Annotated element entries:
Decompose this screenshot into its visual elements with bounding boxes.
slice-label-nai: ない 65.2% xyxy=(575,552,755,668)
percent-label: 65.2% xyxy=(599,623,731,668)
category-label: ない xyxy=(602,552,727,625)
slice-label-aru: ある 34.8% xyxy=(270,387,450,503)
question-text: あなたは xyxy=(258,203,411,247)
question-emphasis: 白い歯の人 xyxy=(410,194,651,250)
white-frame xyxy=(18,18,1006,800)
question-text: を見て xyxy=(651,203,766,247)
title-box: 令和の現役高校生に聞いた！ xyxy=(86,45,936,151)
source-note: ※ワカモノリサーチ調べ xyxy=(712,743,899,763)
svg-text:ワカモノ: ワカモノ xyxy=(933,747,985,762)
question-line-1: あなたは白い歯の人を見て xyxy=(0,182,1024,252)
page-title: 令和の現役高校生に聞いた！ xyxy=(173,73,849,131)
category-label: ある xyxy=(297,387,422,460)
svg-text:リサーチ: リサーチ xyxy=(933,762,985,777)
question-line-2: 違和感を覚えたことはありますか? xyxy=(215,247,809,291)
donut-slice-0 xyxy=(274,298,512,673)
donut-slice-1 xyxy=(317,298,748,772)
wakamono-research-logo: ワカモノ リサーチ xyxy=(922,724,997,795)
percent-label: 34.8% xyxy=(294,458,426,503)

_Written exercise_
Copy, without any changes, the lines from the start of the records through the line that contains "category-label: ある xyxy=(297,387,422,460)", including that line.

_Reply_
Decompose this screenshot into its visual elements with bounding boxes.
slice-label-nai: ない 65.2% xyxy=(575,552,755,668)
percent-label: 65.2% xyxy=(599,623,731,668)
category-label: ない xyxy=(602,552,727,625)
slice-label-aru: ある 34.8% xyxy=(270,387,450,503)
question-text: あなたは xyxy=(258,203,411,247)
question-emphasis: 白い歯の人 xyxy=(410,194,651,250)
white-frame xyxy=(18,18,1006,800)
question-text: を見て xyxy=(651,203,766,247)
title-box: 令和の現役高校生に聞いた！ xyxy=(86,45,936,151)
source-note: ※ワカモノリサーチ調べ xyxy=(712,743,899,763)
svg-text:ワカモノ: ワカモノ xyxy=(933,747,985,762)
question-line-1: あなたは白い歯の人を見て xyxy=(0,182,1024,252)
page-title: 令和の現役高校生に聞いた！ xyxy=(173,73,849,131)
category-label: ある xyxy=(297,387,422,460)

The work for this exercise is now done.